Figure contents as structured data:
##############################

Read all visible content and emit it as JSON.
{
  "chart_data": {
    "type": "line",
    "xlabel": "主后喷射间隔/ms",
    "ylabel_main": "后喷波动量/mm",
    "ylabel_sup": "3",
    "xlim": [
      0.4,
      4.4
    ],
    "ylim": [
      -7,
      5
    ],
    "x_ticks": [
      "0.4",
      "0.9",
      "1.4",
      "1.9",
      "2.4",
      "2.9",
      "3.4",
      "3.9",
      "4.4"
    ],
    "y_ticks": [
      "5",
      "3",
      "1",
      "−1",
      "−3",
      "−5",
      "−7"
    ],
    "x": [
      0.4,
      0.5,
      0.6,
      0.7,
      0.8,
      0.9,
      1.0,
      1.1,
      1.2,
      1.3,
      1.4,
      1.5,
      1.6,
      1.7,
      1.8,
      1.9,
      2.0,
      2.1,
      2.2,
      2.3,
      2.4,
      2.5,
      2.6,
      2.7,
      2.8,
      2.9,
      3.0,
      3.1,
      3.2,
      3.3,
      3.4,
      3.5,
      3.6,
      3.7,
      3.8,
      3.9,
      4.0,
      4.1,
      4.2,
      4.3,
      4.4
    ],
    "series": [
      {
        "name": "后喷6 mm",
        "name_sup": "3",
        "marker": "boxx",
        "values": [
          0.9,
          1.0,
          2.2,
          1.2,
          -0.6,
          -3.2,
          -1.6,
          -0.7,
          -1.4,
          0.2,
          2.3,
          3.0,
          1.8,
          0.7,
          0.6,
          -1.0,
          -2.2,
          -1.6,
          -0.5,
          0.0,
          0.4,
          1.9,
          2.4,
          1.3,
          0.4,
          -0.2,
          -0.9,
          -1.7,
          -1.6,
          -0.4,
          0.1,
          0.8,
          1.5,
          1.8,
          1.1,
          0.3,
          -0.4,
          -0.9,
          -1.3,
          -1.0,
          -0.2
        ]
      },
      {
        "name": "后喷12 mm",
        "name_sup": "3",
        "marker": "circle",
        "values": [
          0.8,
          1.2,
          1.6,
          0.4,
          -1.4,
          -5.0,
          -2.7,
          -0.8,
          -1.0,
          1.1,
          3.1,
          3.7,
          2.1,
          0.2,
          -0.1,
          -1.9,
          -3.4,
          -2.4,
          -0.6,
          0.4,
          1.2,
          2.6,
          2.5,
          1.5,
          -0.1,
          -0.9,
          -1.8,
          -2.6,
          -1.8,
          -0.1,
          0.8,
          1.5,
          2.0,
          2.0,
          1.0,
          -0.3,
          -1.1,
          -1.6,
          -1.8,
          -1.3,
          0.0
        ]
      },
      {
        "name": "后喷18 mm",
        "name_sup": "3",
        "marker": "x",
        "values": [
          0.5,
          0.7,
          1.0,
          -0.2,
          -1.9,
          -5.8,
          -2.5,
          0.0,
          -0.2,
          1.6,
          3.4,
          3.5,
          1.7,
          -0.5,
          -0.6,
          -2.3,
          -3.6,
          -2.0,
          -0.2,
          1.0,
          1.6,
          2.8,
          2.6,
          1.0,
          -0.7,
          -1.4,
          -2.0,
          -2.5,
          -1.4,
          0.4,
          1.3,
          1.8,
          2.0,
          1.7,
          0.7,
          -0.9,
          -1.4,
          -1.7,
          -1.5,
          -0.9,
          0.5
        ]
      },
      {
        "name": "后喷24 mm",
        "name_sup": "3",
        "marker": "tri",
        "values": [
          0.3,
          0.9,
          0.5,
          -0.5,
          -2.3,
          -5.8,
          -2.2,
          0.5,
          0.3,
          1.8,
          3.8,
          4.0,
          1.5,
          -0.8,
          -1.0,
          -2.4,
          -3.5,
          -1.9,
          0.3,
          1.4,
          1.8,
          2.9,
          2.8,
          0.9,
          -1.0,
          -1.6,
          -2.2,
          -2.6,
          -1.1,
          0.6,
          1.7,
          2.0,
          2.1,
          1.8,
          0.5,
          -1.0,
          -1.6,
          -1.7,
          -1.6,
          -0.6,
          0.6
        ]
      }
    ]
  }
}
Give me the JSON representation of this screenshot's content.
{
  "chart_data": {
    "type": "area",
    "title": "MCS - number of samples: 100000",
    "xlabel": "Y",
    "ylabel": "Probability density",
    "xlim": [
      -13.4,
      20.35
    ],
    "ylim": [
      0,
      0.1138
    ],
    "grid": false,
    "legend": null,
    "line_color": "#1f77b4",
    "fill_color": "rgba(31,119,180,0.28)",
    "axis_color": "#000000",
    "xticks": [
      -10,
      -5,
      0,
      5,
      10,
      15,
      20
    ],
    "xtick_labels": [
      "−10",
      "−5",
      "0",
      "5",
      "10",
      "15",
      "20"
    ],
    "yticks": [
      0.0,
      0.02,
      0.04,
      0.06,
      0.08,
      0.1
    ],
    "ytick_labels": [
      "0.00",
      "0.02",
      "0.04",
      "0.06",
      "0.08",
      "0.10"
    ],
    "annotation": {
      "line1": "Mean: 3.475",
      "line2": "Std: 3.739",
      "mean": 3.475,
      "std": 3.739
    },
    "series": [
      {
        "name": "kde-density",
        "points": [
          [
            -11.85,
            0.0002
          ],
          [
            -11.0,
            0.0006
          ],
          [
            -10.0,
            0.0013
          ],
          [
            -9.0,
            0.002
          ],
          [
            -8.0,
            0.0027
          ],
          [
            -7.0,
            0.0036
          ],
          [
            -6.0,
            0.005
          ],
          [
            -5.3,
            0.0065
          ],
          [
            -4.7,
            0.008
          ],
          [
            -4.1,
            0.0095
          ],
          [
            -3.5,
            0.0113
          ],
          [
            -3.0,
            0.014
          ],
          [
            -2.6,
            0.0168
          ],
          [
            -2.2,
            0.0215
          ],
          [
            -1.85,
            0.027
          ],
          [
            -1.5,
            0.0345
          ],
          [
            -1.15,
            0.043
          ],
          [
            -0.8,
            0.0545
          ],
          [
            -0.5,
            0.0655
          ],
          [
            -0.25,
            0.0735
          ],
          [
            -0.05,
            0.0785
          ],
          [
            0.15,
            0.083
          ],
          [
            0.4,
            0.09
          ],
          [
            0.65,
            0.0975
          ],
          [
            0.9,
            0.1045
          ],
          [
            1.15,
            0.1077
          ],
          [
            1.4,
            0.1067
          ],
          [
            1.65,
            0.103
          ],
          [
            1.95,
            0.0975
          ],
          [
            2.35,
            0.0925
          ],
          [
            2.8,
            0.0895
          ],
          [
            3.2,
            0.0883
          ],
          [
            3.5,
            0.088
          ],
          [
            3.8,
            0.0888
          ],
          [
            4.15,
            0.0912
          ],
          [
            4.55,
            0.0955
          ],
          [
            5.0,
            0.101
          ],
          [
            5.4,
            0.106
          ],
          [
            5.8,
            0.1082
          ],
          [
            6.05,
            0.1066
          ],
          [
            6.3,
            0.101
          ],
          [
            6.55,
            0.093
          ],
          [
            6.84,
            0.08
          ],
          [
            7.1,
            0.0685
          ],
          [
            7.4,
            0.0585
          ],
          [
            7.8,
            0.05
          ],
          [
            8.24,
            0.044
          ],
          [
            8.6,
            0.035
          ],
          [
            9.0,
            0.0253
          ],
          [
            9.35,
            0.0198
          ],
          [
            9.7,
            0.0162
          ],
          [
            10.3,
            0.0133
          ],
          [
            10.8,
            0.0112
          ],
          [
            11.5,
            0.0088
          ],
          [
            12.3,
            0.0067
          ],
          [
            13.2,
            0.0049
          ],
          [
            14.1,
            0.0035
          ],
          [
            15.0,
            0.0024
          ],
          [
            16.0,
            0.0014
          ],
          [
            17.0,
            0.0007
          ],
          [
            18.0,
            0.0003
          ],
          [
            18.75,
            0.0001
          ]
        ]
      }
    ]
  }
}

##############################

Work to be completed:
Reproduce each line from the records that contains the word "JSON".

Complete answer:
Read all visible content and emit it as JSON.
Give me the JSON representation of this screenshot's content.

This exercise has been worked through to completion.